## Set exercise
Return each line of the listing below that contains the string "featured".
--- --- ---
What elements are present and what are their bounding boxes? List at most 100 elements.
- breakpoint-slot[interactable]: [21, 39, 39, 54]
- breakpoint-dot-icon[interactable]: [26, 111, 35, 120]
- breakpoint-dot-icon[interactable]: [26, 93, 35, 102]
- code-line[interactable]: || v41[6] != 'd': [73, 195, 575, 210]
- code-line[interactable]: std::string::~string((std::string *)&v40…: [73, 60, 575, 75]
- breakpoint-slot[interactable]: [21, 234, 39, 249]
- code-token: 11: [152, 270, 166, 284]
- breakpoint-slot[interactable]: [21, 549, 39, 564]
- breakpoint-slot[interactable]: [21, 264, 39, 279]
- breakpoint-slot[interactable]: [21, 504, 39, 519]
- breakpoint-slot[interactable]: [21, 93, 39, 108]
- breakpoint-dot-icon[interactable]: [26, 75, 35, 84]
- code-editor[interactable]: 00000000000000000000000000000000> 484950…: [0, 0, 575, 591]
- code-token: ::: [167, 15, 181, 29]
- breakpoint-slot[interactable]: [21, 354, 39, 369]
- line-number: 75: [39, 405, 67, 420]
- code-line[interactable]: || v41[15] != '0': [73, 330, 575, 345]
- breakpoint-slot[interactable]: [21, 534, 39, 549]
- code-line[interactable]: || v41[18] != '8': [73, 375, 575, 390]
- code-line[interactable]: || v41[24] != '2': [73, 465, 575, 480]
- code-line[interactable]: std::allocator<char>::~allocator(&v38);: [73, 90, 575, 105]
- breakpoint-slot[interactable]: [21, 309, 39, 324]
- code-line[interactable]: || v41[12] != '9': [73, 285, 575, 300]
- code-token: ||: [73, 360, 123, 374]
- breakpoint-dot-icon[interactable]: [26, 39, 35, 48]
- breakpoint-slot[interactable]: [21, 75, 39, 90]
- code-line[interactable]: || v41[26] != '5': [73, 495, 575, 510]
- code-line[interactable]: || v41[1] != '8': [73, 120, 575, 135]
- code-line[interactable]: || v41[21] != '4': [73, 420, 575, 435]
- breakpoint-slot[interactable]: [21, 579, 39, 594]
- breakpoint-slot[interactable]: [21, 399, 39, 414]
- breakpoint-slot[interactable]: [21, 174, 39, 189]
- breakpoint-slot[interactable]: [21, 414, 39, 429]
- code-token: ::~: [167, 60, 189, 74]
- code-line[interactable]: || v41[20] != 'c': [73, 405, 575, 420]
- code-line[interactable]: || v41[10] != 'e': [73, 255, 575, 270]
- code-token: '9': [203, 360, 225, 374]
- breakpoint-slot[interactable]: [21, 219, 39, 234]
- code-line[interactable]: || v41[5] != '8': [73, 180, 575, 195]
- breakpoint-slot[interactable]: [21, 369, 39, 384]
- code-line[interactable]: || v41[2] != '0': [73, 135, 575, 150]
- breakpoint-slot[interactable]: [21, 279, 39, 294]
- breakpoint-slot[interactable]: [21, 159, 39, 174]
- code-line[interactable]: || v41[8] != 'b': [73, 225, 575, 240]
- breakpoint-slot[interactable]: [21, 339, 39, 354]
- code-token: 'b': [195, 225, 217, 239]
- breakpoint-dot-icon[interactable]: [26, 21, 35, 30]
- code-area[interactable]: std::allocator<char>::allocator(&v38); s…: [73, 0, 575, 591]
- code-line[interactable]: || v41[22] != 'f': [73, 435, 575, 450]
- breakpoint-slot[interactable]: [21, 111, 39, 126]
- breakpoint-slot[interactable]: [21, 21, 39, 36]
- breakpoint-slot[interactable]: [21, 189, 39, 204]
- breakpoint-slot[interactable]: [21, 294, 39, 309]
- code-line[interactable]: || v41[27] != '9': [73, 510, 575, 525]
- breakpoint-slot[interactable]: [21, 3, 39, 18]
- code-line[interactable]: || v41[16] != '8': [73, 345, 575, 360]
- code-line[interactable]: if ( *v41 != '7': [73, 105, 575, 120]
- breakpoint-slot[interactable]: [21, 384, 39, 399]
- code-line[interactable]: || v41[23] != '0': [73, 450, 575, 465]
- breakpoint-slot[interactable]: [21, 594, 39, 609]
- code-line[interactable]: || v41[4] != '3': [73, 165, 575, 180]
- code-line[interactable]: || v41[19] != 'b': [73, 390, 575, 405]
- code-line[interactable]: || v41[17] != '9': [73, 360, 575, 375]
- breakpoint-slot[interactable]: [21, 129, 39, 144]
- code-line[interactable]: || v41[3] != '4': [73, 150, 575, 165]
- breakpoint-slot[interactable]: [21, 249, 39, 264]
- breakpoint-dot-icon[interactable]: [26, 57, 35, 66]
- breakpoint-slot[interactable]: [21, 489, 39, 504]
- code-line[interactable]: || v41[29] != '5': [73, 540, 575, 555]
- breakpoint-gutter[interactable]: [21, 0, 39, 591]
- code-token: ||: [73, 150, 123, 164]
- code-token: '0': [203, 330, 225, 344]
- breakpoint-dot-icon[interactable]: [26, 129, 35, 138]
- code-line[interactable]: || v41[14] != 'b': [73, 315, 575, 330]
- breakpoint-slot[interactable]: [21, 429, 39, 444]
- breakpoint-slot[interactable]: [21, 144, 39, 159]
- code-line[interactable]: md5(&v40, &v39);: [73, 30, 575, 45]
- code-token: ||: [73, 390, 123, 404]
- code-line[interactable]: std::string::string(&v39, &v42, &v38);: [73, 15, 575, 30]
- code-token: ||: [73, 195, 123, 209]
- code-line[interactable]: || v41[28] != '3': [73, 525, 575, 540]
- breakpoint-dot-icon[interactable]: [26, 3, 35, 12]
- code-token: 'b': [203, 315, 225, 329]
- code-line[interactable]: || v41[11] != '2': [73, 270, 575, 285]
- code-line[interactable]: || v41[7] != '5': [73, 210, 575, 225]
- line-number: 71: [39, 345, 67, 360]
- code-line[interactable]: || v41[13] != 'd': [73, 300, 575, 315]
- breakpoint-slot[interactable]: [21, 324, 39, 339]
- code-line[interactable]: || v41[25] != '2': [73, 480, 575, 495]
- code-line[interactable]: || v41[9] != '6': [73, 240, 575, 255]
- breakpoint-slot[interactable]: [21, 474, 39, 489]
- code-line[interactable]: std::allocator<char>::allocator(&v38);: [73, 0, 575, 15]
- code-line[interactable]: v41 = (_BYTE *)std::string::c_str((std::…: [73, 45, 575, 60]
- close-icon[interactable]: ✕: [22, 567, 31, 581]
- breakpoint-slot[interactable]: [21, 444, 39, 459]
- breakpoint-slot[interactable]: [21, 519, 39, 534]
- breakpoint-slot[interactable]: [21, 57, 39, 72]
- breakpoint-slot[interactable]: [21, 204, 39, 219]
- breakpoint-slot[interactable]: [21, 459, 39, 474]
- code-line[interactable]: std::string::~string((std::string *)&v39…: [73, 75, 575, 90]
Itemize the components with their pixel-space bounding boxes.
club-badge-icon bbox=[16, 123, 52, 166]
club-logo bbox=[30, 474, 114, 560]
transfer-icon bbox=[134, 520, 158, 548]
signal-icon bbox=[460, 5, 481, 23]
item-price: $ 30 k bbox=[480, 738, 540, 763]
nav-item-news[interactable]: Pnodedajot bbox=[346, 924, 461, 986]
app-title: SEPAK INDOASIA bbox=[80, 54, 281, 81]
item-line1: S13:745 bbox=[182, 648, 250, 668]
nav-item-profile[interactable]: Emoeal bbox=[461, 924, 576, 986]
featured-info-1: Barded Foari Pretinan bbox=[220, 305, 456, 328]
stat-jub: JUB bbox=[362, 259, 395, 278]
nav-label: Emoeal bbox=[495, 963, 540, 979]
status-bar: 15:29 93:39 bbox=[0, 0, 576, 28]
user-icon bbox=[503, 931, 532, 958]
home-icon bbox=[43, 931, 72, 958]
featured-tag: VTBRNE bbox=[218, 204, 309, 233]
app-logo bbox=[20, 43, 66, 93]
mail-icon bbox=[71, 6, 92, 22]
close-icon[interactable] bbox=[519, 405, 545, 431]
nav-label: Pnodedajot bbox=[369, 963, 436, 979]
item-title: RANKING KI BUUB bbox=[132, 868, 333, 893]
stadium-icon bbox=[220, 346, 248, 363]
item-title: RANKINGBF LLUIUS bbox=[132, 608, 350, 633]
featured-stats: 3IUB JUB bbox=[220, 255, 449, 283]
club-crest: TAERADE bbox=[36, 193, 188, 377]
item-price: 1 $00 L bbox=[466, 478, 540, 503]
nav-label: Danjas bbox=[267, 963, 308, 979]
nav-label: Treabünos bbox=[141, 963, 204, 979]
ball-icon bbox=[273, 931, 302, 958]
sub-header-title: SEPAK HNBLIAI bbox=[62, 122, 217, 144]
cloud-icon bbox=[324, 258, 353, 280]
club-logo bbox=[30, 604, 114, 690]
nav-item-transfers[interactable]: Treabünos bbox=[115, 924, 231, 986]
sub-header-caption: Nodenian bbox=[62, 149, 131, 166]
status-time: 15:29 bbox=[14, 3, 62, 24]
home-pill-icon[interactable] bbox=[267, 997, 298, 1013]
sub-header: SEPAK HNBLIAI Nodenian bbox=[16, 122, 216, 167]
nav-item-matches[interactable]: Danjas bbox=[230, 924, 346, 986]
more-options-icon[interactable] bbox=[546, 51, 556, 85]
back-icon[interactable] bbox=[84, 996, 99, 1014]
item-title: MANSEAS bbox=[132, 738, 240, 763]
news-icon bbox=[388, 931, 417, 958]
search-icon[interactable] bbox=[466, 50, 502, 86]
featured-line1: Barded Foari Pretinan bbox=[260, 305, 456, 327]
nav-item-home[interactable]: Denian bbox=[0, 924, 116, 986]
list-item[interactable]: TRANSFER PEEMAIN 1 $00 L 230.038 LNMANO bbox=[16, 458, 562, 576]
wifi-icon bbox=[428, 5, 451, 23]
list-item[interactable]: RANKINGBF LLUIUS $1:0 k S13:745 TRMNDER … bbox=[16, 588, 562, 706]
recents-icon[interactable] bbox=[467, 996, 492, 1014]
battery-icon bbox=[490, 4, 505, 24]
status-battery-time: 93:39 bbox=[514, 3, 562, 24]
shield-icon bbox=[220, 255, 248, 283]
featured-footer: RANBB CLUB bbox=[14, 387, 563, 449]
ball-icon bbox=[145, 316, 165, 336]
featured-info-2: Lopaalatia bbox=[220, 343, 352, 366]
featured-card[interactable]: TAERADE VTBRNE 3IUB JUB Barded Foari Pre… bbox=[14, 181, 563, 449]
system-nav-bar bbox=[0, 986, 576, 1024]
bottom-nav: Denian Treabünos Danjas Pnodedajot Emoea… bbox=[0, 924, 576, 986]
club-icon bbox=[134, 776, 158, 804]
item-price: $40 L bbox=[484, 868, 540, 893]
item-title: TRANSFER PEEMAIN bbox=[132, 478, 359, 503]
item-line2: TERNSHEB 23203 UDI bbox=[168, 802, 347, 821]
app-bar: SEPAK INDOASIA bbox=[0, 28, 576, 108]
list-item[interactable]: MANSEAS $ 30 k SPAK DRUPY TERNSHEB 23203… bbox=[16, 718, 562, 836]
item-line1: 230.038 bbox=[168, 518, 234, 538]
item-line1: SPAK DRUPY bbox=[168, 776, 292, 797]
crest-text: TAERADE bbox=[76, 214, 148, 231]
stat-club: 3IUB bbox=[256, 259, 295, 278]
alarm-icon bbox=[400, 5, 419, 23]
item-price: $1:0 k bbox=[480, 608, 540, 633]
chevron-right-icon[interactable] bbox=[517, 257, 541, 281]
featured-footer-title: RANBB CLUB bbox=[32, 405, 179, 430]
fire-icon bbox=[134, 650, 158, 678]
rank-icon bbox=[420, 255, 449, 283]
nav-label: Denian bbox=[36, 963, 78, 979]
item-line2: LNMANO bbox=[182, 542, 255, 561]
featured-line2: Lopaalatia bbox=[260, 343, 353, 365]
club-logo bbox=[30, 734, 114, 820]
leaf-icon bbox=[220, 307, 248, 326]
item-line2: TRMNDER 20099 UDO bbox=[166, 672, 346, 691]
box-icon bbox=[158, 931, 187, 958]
--- --- ---
## Output
featured-info-1: Barded Foari Pretinan bbox=[220, 305, 456, 328]
featured-tag: VTBRNE bbox=[218, 204, 309, 233]
featured-stats: 3IUB JUB bbox=[220, 255, 449, 283]
featured-line1: Barded Foari Pretinan bbox=[260, 305, 456, 327]
featured-footer: RANBB CLUB bbox=[14, 387, 563, 449]
featured-info-2: Lopaalatia bbox=[220, 343, 352, 366]
featured-card[interactable]: TAERADE VTBRNE 3IUB JUB Barded Foari Pre… bbox=[14, 181, 563, 449]
featured-footer-title: RANBB CLUB bbox=[32, 405, 179, 430]
featured-line2: Lopaalatia bbox=[260, 343, 353, 365]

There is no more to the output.